_Available records_:
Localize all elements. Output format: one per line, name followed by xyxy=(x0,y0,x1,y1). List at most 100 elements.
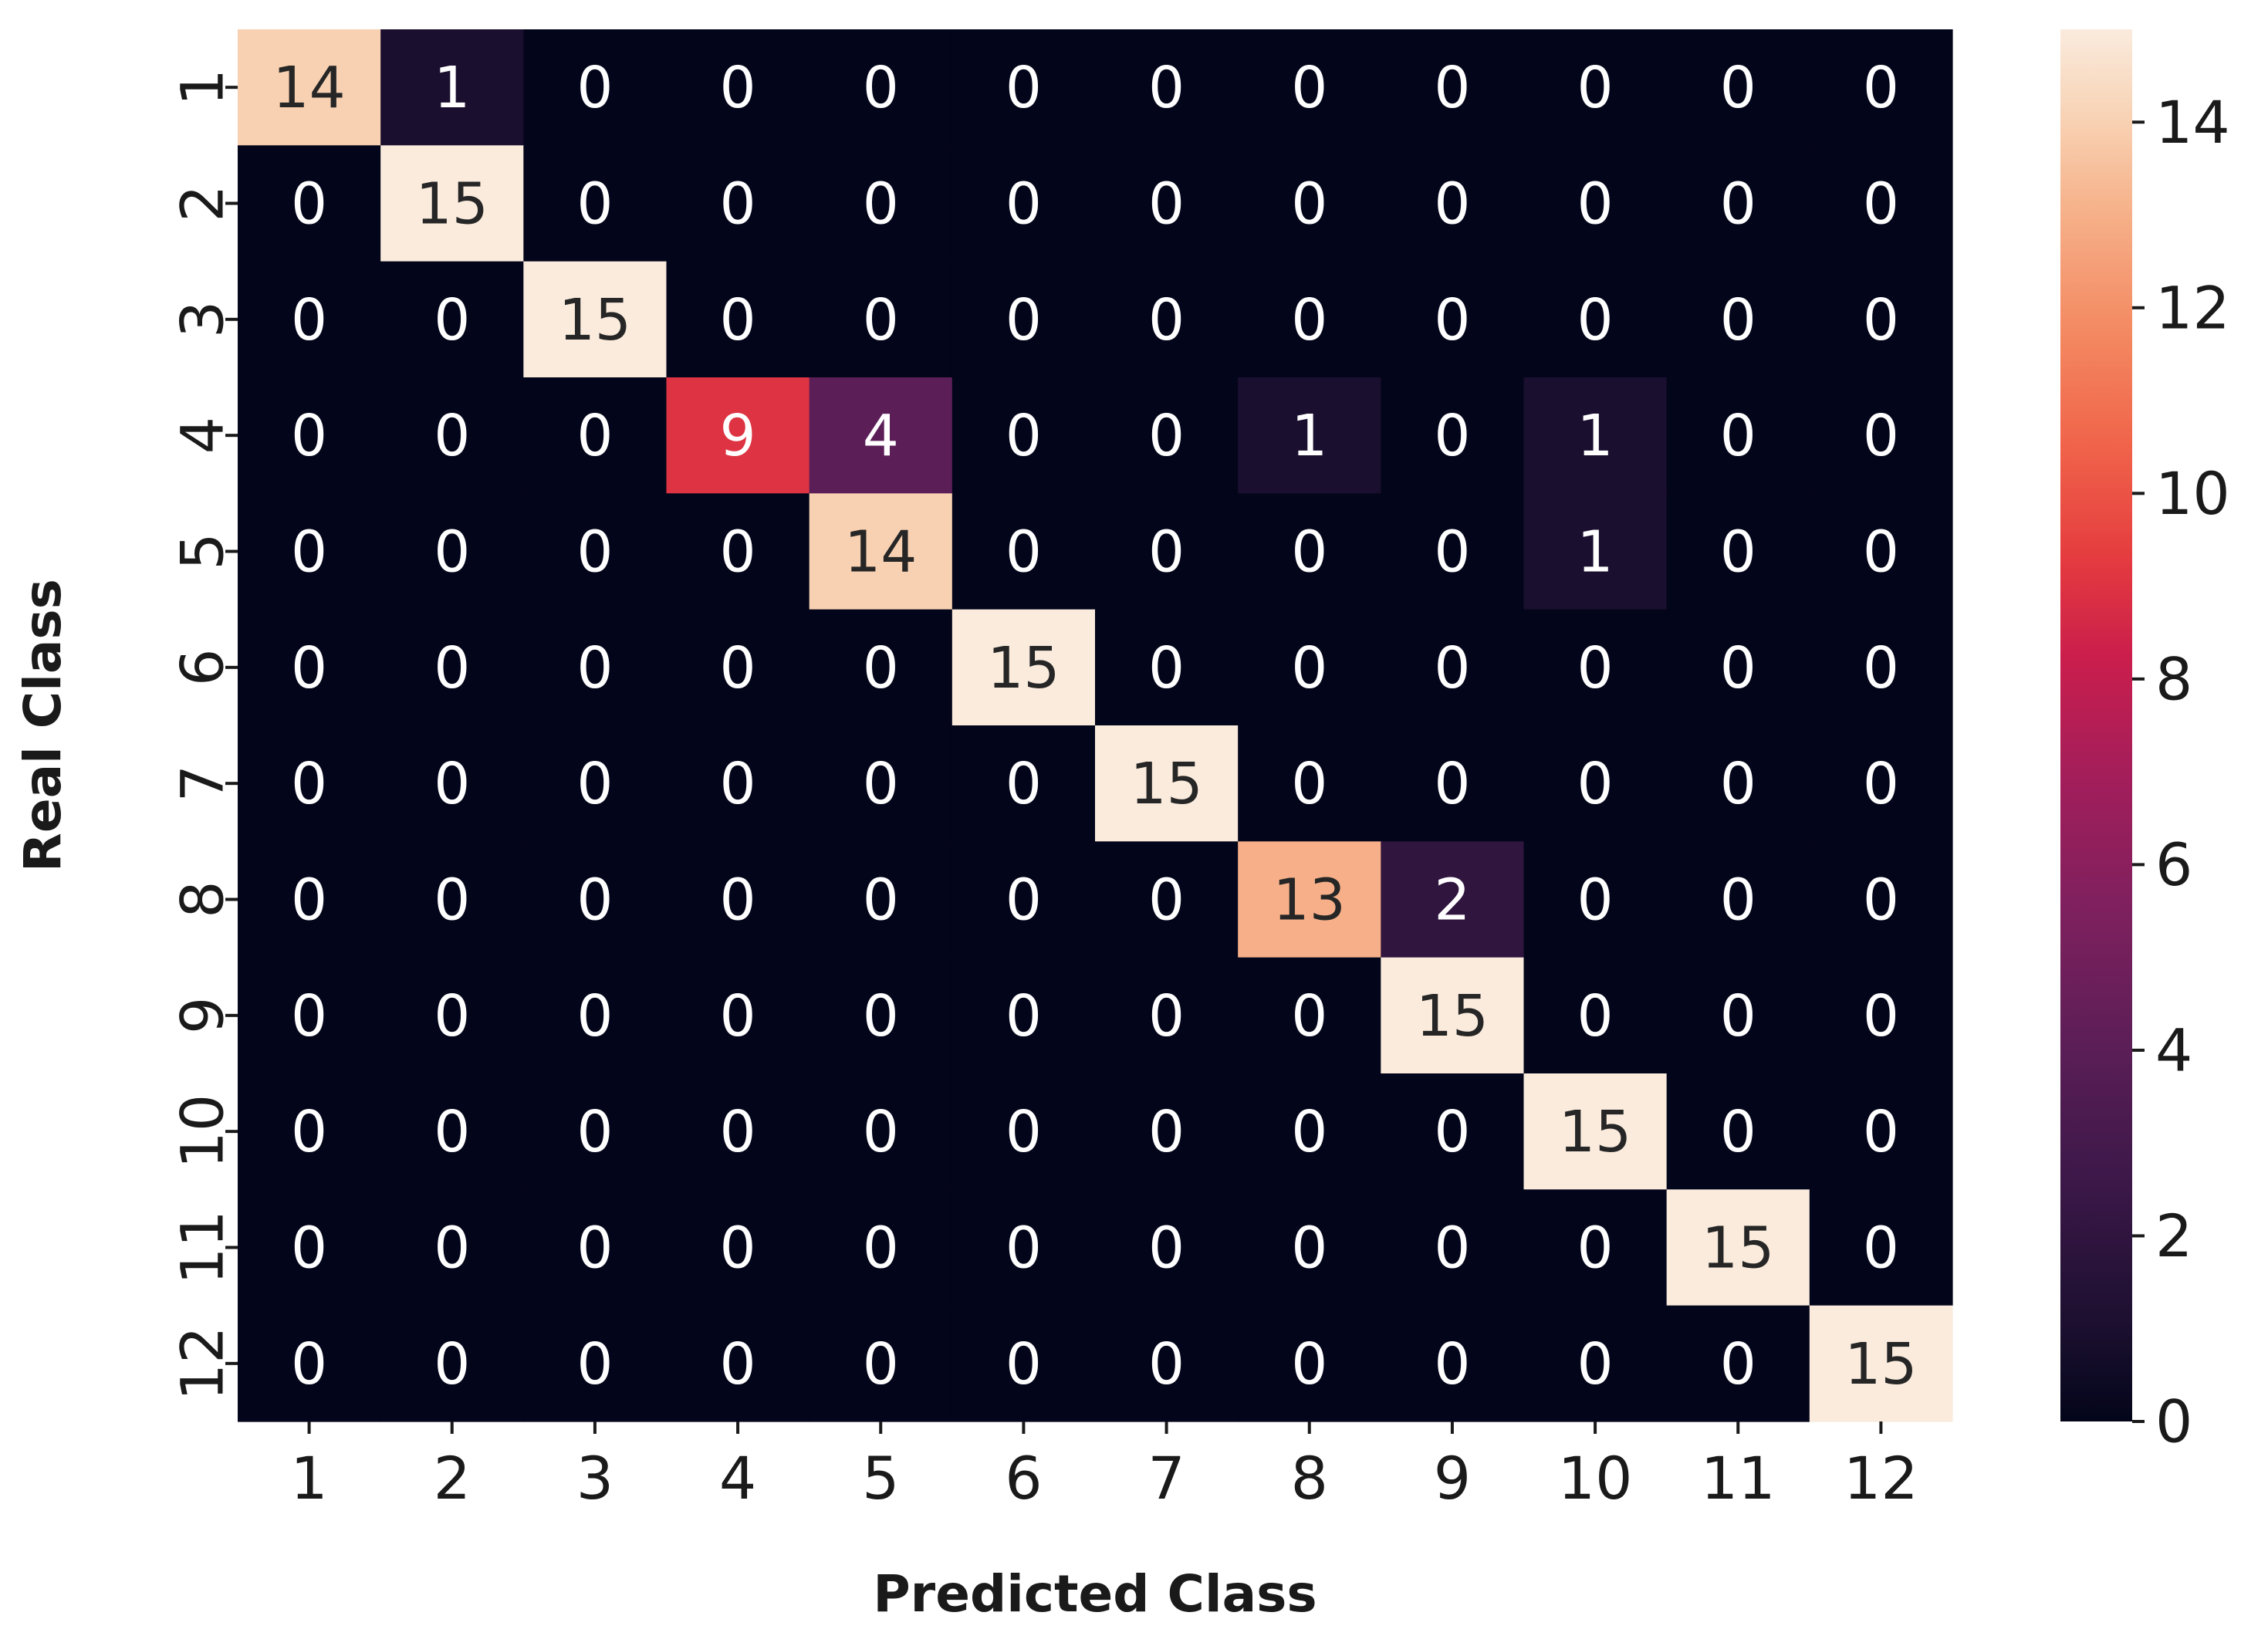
heatmap-cell xyxy=(238,493,381,610)
heatmap-cell xyxy=(380,145,524,262)
cell-value-label: 0 xyxy=(863,635,899,701)
y-tick-label: 5 xyxy=(168,532,237,570)
cell-value-label: 0 xyxy=(576,1215,613,1282)
cell-value-label: 0 xyxy=(576,635,613,701)
cell-value-label: 0 xyxy=(1434,519,1470,586)
cell-value-label: 0 xyxy=(434,1215,470,1282)
heatmap-cell xyxy=(380,1073,524,1190)
cell-value-label: 0 xyxy=(1863,55,1899,121)
cell-value-label: 0 xyxy=(1148,1331,1185,1398)
heatmap-cell xyxy=(523,609,668,726)
cell-value-label: 0 xyxy=(1434,1331,1470,1398)
cell-value-label: 0 xyxy=(1148,867,1185,934)
cell-value-label: 15 xyxy=(987,635,1060,701)
cell-value-label: 0 xyxy=(434,519,470,586)
heatmap-cell xyxy=(809,1073,953,1190)
cell-value-label: 0 xyxy=(1291,55,1327,121)
y-tick-label: 7 xyxy=(168,765,237,802)
cell-value-label: 15 xyxy=(416,171,488,238)
cell-value-label: 0 xyxy=(863,867,899,934)
heatmap-cell xyxy=(1523,377,1668,494)
cell-value-label: 0 xyxy=(720,867,756,934)
cell-value-label: 0 xyxy=(1148,635,1185,701)
heatmap-cell xyxy=(809,261,953,378)
x-tick-label: 6 xyxy=(1005,1444,1042,1513)
cell-value-label: 0 xyxy=(1863,171,1899,238)
cell-value-label: 0 xyxy=(576,983,613,1050)
cell-value-label: 0 xyxy=(1863,635,1899,701)
heatmap-cell xyxy=(1809,957,1953,1074)
cell-value-label: 0 xyxy=(1577,983,1614,1050)
heatmap-cell xyxy=(238,1305,381,1422)
heatmap-cell xyxy=(1238,1305,1381,1422)
heatmap-cell xyxy=(1666,493,1810,610)
heatmap-cell xyxy=(238,145,381,262)
x-tick-label: 5 xyxy=(862,1444,899,1513)
heatmap-cell xyxy=(523,145,668,262)
cell-value-label: 0 xyxy=(1720,1099,1756,1165)
x-tick-label: 11 xyxy=(1701,1444,1776,1513)
cell-value-label: 0 xyxy=(1577,751,1614,817)
cell-value-label: 0 xyxy=(720,751,756,817)
cell-value-label: 0 xyxy=(863,983,899,1050)
heatmap-cell xyxy=(1809,261,1953,378)
heatmap-cell xyxy=(523,957,668,1074)
heatmap-cell xyxy=(1523,841,1668,958)
y-tick-label: 1 xyxy=(168,69,237,106)
heatmap-cell xyxy=(523,1073,668,1190)
cell-value-label: 0 xyxy=(1434,1215,1470,1282)
cell-value-label: 0 xyxy=(1720,751,1756,817)
y-tick-label: 12 xyxy=(168,1326,237,1401)
y-tick-label: 8 xyxy=(168,881,237,918)
cell-value-label: 0 xyxy=(1434,1099,1470,1165)
cell-value-label: 0 xyxy=(1434,287,1470,353)
heatmap-cell xyxy=(666,725,810,842)
cell-value-label: 0 xyxy=(863,1215,899,1282)
heatmap-cell xyxy=(951,841,1096,958)
heatmap-cell xyxy=(1381,725,1525,842)
cell-value-label: 15 xyxy=(1130,751,1202,817)
cell-value-label: 0 xyxy=(434,751,470,817)
heatmap-cell xyxy=(1238,377,1381,494)
cell-value-label: 1 xyxy=(1577,403,1614,469)
heatmap-cell xyxy=(1381,1189,1525,1306)
heatmap-cell xyxy=(951,261,1096,378)
x-tick-label: 10 xyxy=(1558,1444,1633,1513)
heatmap-cell xyxy=(1381,29,1525,146)
heatmap-cell xyxy=(951,377,1096,494)
heatmap-cell xyxy=(1238,609,1381,726)
cell-value-label: 0 xyxy=(1148,983,1185,1050)
heatmap-cell xyxy=(1381,1073,1525,1190)
heatmap-cell xyxy=(1809,841,1953,958)
heatmap-cell xyxy=(238,1073,381,1190)
heatmap-cell xyxy=(1238,1189,1381,1306)
heatmap-cell xyxy=(1238,145,1381,262)
heatmap-cell xyxy=(951,1305,1096,1422)
heatmap-cell xyxy=(1666,1189,1810,1306)
cell-value-label: 0 xyxy=(291,983,327,1050)
cell-value-label: 0 xyxy=(720,287,756,353)
colorbar-tick-label: 6 xyxy=(2155,830,2192,899)
cell-value-label: 0 xyxy=(1148,1215,1185,1282)
cell-value-label: 0 xyxy=(291,751,327,817)
heatmap-cell xyxy=(1809,1305,1953,1422)
cell-value-label: 0 xyxy=(1291,287,1327,353)
cell-value-label: 0 xyxy=(1434,171,1470,238)
cell-value-label: 0 xyxy=(434,287,470,353)
cell-value-label: 0 xyxy=(1434,635,1470,701)
heatmap-cell xyxy=(666,29,810,146)
heatmap-cell xyxy=(1095,1189,1239,1306)
cell-value-label: 0 xyxy=(1863,751,1899,817)
colorbar-tick-label: 8 xyxy=(2155,644,2192,713)
cell-value-label: 0 xyxy=(576,171,613,238)
heatmap-cell xyxy=(380,1305,524,1422)
cell-value-label: 0 xyxy=(1291,1331,1327,1398)
cell-value-label: 0 xyxy=(720,519,756,586)
heatmap-cell xyxy=(809,841,953,958)
cell-value-label: 0 xyxy=(576,519,613,586)
cell-value-label: 0 xyxy=(1006,1331,1042,1398)
heatmap-cell xyxy=(523,841,668,958)
heatmap-cell xyxy=(1381,261,1525,378)
heatmap-cell xyxy=(1523,725,1668,842)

_Exercise objective_: Copy every one of the lines above word for word, leaving out the picture.

_Expected answer_:
Localize all elements. Output format: one per line, name followed by xyxy=(x0,y0,x1,y1). List at most 100 elements.
heatmap-cell xyxy=(238,493,381,610)
heatmap-cell xyxy=(380,145,524,262)
cell-value-label: 0 xyxy=(863,635,899,701)
y-tick-label: 5 xyxy=(168,532,237,570)
cell-value-label: 0 xyxy=(576,1215,613,1282)
cell-value-label: 0 xyxy=(576,635,613,701)
cell-value-label: 0 xyxy=(1434,519,1470,586)
cell-value-label: 0 xyxy=(434,1215,470,1282)
heatmap-cell xyxy=(380,1073,524,1190)
cell-value-label: 0 xyxy=(1863,55,1899,121)
cell-value-label: 0 xyxy=(1148,1331,1185,1398)
heatmap-cell xyxy=(523,609,668,726)
cell-value-label: 0 xyxy=(1434,1331,1470,1398)
cell-value-label: 0 xyxy=(1148,867,1185,934)
cell-value-label: 15 xyxy=(987,635,1060,701)
cell-value-label: 0 xyxy=(434,519,470,586)
heatmap-cell xyxy=(809,1073,953,1190)
cell-value-label: 0 xyxy=(1291,55,1327,121)
y-tick-label: 7 xyxy=(168,765,237,802)
cell-value-label: 15 xyxy=(416,171,488,238)
cell-value-label: 0 xyxy=(863,867,899,934)
heatmap-cell xyxy=(1523,377,1668,494)
cell-value-label: 0 xyxy=(720,867,756,934)
cell-value-label: 0 xyxy=(1148,635,1185,701)
heatmap-cell xyxy=(809,261,953,378)
x-tick-label: 6 xyxy=(1005,1444,1042,1513)
cell-value-label: 0 xyxy=(1863,171,1899,238)
cell-value-label: 0 xyxy=(576,983,613,1050)
cell-value-label: 0 xyxy=(1863,635,1899,701)
heatmap-cell xyxy=(1809,957,1953,1074)
cell-value-label: 0 xyxy=(1577,983,1614,1050)
heatmap-cell xyxy=(238,1305,381,1422)
heatmap-cell xyxy=(1238,1305,1381,1422)
heatmap-cell xyxy=(1666,493,1810,610)
heatmap-cell xyxy=(238,145,381,262)
x-tick-label: 5 xyxy=(862,1444,899,1513)
heatmap-cell xyxy=(523,145,668,262)
cell-value-label: 0 xyxy=(1720,1099,1756,1165)
x-tick-label: 11 xyxy=(1701,1444,1776,1513)
cell-value-label: 0 xyxy=(1577,751,1614,817)
cell-value-label: 0 xyxy=(720,751,756,817)
cell-value-label: 0 xyxy=(863,983,899,1050)
heatmap-cell xyxy=(1809,261,1953,378)
heatmap-cell xyxy=(523,957,668,1074)
heatmap-cell xyxy=(1523,841,1668,958)
y-tick-label: 1 xyxy=(168,69,237,106)
heatmap-cell xyxy=(523,1073,668,1190)
cell-value-label: 0 xyxy=(1434,1215,1470,1282)
cell-value-label: 0 xyxy=(1720,751,1756,817)
y-tick-label: 12 xyxy=(168,1326,237,1401)
y-tick-label: 8 xyxy=(168,881,237,918)
cell-value-label: 0 xyxy=(1434,1099,1470,1165)
cell-value-label: 0 xyxy=(1434,287,1470,353)
heatmap-cell xyxy=(666,725,810,842)
cell-value-label: 0 xyxy=(863,1215,899,1282)
heatmap-cell xyxy=(951,841,1096,958)
heatmap-cell xyxy=(1381,725,1525,842)
cell-value-label: 15 xyxy=(1130,751,1202,817)
cell-value-label: 0 xyxy=(434,751,470,817)
heatmap-cell xyxy=(1238,377,1381,494)
cell-value-label: 1 xyxy=(1577,403,1614,469)
heatmap-cell xyxy=(1381,1189,1525,1306)
heatmap-cell xyxy=(951,261,1096,378)
x-tick-label: 10 xyxy=(1558,1444,1633,1513)
heatmap-cell xyxy=(1381,29,1525,146)
heatmap-cell xyxy=(951,377,1096,494)
heatmap-cell xyxy=(1238,609,1381,726)
cell-value-label: 0 xyxy=(1148,983,1185,1050)
heatmap-cell xyxy=(1381,1073,1525,1190)
heatmap-cell xyxy=(1809,841,1953,958)
heatmap-cell xyxy=(238,1073,381,1190)
heatmap-cell xyxy=(1238,1189,1381,1306)
heatmap-cell xyxy=(1238,145,1381,262)
heatmap-cell xyxy=(951,1305,1096,1422)
heatmap-cell xyxy=(1666,1189,1810,1306)
cell-value-label: 0 xyxy=(291,983,327,1050)
cell-value-label: 0 xyxy=(720,287,756,353)
colorbar-tick-label: 6 xyxy=(2155,830,2192,899)
cell-value-label: 0 xyxy=(1148,1215,1185,1282)
cell-value-label: 0 xyxy=(291,751,327,817)
heatmap-cell xyxy=(1809,1305,1953,1422)
cell-value-label: 0 xyxy=(1291,287,1327,353)
cell-value-label: 0 xyxy=(1434,171,1470,238)
cell-value-label: 0 xyxy=(434,287,470,353)
cell-value-label: 0 xyxy=(1434,635,1470,701)
heatmap-cell xyxy=(666,29,810,146)
heatmap-cell xyxy=(1095,1189,1239,1306)
cell-value-label: 0 xyxy=(1863,751,1899,817)
colorbar-tick-label: 8 xyxy=(2155,644,2192,713)
cell-value-label: 0 xyxy=(576,171,613,238)
heatmap-cell xyxy=(380,1305,524,1422)
cell-value-label: 0 xyxy=(1291,1331,1327,1398)
cell-value-label: 0 xyxy=(720,519,756,586)
heatmap-cell xyxy=(809,841,953,958)
cell-value-label: 0 xyxy=(576,519,613,586)
cell-value-label: 0 xyxy=(1006,1331,1042,1398)
heatmap-cell xyxy=(523,841,668,958)
heatmap-cell xyxy=(1381,261,1525,378)
heatmap-cell xyxy=(1523,725,1668,842)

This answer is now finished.